## DATASET EXTRACT
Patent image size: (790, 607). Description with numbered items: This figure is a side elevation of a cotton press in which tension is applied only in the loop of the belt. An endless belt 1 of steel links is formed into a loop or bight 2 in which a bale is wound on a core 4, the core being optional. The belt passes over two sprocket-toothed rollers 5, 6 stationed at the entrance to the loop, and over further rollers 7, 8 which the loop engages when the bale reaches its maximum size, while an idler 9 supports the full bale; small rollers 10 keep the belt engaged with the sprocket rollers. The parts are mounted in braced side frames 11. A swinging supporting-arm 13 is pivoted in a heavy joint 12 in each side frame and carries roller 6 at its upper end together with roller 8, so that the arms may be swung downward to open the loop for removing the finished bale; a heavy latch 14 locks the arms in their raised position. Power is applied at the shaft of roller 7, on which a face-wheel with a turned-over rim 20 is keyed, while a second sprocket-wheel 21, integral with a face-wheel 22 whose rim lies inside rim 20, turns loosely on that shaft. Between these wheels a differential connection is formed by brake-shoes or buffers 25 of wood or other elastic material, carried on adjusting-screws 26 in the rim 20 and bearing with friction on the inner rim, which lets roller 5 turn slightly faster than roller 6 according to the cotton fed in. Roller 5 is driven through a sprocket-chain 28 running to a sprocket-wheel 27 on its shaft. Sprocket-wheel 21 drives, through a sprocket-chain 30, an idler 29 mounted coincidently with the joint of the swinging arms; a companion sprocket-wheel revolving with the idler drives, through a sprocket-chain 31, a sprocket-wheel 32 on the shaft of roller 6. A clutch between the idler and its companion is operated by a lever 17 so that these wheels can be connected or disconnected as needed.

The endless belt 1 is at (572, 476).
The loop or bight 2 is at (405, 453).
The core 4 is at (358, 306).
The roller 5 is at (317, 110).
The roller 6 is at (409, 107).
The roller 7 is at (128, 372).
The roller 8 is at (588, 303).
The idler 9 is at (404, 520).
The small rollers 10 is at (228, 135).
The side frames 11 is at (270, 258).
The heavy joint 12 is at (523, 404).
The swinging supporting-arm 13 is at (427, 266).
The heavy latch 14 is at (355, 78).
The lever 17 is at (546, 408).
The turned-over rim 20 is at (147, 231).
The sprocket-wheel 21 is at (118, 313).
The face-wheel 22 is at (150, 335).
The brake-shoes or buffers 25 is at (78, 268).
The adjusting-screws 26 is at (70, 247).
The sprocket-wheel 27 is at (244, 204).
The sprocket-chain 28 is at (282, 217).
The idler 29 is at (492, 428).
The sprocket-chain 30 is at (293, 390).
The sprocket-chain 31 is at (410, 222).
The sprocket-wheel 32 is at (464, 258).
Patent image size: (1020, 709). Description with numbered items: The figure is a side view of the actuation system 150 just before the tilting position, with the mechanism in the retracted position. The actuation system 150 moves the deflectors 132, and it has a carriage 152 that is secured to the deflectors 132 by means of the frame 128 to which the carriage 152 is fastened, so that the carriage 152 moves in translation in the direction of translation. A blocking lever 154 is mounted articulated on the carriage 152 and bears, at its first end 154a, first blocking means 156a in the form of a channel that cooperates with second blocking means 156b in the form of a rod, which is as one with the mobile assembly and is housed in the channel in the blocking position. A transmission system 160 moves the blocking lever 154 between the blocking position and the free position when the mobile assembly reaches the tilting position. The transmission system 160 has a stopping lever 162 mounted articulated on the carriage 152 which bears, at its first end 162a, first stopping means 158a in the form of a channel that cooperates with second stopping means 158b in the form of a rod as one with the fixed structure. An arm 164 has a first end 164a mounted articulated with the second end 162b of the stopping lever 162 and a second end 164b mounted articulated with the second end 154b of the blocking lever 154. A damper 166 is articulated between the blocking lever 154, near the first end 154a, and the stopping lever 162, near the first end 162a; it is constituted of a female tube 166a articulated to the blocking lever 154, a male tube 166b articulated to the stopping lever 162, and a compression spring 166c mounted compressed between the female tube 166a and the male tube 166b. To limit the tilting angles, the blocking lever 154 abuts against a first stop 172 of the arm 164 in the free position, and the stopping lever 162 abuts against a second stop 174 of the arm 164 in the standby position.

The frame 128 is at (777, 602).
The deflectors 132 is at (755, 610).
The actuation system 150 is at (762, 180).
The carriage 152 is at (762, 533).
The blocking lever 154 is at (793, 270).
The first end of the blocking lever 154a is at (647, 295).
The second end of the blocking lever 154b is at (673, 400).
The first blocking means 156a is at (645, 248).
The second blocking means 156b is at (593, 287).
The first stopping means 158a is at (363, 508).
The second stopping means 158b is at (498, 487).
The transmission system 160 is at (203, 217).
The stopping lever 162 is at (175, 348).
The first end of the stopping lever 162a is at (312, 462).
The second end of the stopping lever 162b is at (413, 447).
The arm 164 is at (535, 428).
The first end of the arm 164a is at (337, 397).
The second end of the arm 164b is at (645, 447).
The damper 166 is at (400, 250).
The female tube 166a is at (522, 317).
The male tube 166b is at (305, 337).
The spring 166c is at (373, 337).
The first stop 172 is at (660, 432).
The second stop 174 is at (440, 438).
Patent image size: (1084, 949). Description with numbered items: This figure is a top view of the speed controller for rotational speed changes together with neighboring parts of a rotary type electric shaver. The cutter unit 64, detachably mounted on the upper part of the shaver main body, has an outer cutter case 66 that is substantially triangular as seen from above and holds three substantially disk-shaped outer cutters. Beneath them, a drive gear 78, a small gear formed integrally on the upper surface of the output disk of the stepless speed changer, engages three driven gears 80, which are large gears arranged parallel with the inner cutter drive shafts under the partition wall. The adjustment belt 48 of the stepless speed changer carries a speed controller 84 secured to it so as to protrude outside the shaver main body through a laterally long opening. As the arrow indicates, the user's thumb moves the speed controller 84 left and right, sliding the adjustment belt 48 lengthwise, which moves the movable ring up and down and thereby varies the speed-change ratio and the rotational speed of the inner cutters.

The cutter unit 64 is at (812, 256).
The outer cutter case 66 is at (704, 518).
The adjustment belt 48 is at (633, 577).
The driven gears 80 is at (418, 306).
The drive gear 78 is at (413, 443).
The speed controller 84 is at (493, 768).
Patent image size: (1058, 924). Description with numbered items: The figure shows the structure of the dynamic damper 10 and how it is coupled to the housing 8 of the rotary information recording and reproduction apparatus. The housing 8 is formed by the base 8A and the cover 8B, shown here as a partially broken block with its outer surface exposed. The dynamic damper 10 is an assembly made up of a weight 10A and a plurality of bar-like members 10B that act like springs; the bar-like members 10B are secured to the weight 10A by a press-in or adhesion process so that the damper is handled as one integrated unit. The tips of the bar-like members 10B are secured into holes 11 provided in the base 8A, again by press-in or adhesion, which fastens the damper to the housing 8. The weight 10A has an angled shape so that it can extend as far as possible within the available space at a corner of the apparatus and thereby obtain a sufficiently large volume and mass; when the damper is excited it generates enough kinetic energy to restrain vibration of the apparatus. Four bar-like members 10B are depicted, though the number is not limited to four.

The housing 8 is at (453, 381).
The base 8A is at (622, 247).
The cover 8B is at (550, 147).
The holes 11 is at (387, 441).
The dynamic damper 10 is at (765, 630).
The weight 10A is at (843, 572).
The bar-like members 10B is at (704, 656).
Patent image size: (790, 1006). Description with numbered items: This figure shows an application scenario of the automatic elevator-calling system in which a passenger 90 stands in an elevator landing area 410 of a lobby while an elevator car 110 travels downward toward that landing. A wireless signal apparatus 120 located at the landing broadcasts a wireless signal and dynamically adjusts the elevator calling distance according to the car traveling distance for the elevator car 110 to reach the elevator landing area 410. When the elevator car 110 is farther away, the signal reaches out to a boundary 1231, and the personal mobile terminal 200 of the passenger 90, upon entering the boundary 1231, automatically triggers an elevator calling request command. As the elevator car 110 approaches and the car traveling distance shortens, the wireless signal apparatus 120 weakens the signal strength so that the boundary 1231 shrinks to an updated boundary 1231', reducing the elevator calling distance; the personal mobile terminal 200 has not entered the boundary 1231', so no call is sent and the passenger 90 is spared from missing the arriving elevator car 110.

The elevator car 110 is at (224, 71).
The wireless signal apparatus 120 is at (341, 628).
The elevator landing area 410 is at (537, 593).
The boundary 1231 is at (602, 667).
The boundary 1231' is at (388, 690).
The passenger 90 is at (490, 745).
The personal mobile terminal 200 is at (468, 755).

## EXERCISE AIM
Reproduce the material word for word, starting at the line containing "Patent image size: (790, 1006)." and ending at the line containing "The elevator car 110 is at (224, 71).", with both of those lines included.

## RESPONSE TO THE TASK
Patent image size: (790, 1006). Description with numbered items: This figure shows an application scenario of the automatic elevator-calling system in which a passenger 90 stands in an elevator landing area 410 of a lobby while an elevator car 110 travels downward toward that landing. A wireless signal apparatus 120 located at the landing broadcasts a wireless signal and dynamically adjusts the elevator calling distance according to the car traveling distance for the elevator car 110 to reach the elevator landing area 410. When the elevator car 110 is farther away, the signal reaches out to a boundary 1231, and the personal mobile terminal 200 of the passenger 90, upon entering the boundary 1231, automatically triggers an elevator calling request command. As the elevator car 110 approaches and the car traveling distance shortens, the wireless signal apparatus 120 weakens the signal strength so that the boundary 1231 shrinks to an updated boundary 1231', reducing the elevator calling distance; the personal mobile terminal 200 has not entered the boundary 1231', so no call is sent and the passenger 90 is spared from missing the arriving elevator car 110.

The elevator car 110 is at (224, 71).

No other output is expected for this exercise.